[Records for the task]
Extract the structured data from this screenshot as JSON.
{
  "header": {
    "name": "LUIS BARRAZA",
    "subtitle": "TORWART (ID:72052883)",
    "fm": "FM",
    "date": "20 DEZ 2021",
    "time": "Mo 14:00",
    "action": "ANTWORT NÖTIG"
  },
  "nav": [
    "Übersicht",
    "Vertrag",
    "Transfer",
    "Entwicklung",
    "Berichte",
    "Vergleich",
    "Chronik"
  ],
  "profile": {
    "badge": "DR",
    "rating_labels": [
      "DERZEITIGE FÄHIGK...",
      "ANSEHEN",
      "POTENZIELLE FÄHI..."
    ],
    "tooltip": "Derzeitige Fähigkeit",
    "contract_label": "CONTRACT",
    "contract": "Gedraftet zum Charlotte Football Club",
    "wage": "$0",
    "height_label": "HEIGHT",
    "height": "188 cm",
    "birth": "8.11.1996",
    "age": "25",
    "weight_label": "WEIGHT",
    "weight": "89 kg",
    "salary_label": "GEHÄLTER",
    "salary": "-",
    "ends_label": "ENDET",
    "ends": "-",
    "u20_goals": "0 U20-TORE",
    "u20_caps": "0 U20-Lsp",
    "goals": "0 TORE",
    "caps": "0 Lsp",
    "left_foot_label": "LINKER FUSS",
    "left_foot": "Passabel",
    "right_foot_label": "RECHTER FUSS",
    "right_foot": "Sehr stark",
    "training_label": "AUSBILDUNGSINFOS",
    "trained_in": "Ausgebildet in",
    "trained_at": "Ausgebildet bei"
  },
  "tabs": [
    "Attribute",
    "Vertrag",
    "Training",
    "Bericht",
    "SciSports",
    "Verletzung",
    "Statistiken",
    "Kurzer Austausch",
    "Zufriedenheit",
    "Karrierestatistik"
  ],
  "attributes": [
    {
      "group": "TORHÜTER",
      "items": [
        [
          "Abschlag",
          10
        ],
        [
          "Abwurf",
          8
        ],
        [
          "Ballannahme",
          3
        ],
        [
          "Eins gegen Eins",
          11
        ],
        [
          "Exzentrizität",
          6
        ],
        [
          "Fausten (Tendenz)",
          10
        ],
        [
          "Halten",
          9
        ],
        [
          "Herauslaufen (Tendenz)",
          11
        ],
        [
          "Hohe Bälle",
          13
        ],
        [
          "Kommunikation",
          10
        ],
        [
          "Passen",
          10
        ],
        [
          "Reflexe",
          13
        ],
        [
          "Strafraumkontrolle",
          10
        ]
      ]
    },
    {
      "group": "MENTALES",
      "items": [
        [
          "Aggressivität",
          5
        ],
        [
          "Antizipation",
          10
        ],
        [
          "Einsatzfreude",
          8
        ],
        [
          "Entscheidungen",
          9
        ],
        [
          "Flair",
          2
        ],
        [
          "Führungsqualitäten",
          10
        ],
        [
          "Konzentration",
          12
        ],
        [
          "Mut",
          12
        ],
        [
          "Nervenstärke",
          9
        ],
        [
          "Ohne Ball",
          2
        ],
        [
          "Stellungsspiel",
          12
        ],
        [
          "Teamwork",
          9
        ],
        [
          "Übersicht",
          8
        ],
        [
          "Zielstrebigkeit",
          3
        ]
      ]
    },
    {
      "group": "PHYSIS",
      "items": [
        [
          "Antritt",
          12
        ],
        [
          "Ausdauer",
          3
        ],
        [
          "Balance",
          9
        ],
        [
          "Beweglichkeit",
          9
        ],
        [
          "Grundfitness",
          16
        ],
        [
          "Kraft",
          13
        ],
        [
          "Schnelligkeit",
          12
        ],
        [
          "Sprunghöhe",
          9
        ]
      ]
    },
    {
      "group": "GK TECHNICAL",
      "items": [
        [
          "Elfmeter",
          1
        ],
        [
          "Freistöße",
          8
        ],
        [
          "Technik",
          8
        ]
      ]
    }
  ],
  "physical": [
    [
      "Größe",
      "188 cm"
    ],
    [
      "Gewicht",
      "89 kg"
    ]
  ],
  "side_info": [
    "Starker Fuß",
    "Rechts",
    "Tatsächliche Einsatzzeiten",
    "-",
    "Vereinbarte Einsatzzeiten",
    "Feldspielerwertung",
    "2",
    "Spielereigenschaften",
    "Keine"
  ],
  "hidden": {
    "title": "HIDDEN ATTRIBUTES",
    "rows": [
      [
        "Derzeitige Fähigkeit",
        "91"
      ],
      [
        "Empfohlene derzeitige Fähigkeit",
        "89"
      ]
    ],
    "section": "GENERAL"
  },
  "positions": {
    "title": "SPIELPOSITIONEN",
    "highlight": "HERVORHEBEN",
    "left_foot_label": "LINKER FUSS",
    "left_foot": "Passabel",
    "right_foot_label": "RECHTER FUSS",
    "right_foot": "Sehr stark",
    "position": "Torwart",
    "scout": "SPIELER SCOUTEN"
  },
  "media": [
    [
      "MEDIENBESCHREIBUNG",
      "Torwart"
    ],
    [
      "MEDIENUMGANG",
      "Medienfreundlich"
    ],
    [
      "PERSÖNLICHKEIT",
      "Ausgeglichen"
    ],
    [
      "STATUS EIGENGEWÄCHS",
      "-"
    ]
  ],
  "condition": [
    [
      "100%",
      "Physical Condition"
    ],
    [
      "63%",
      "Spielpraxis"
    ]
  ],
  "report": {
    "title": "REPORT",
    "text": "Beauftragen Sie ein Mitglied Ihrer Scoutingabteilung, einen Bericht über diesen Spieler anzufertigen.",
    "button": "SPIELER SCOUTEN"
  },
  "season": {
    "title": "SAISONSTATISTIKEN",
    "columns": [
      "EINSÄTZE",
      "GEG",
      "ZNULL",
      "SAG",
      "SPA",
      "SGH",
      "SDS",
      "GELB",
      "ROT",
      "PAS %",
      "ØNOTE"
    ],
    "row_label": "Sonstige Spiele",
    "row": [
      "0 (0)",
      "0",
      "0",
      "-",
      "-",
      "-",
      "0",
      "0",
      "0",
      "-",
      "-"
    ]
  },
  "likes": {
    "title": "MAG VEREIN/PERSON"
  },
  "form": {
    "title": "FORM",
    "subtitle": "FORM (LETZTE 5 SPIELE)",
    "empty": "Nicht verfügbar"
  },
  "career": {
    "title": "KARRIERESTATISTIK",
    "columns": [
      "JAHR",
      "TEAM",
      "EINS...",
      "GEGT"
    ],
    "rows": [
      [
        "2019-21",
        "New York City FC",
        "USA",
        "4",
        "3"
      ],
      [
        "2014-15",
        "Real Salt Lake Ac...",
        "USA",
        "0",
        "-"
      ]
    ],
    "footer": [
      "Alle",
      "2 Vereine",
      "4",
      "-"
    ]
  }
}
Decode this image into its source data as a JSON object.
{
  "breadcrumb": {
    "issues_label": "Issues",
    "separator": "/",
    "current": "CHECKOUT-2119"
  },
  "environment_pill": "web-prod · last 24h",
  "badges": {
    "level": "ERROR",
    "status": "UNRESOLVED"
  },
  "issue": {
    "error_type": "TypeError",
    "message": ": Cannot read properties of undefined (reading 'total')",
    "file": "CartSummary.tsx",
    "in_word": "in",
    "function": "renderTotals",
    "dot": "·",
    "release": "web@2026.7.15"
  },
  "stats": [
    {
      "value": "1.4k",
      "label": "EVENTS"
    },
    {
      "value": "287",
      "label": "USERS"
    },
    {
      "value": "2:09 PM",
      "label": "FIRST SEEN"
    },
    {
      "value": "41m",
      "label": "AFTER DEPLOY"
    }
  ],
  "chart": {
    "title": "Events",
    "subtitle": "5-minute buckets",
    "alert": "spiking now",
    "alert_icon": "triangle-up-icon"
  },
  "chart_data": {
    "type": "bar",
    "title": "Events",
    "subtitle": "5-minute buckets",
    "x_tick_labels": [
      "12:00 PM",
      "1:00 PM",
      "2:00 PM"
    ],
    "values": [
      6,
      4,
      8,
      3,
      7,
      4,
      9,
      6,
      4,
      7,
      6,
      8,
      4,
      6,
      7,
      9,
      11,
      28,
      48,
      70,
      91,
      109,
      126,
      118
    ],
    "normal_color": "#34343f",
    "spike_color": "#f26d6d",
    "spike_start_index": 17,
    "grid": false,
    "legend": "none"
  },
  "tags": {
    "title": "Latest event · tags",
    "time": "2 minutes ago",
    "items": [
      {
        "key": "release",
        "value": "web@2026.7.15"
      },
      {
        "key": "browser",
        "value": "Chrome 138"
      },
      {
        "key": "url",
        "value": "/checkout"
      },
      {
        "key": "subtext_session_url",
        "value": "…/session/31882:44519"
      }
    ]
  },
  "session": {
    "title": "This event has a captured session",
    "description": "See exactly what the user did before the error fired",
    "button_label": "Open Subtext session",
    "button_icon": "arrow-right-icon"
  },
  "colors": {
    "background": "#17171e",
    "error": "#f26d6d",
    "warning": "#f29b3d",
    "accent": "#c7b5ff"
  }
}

[What the task requires] From the listing above, collect every line that mentions the word "JSON".

[Expected answer]
Extract the structured data from this screenshot as JSON.
Decode this image into its source data as a JSON object.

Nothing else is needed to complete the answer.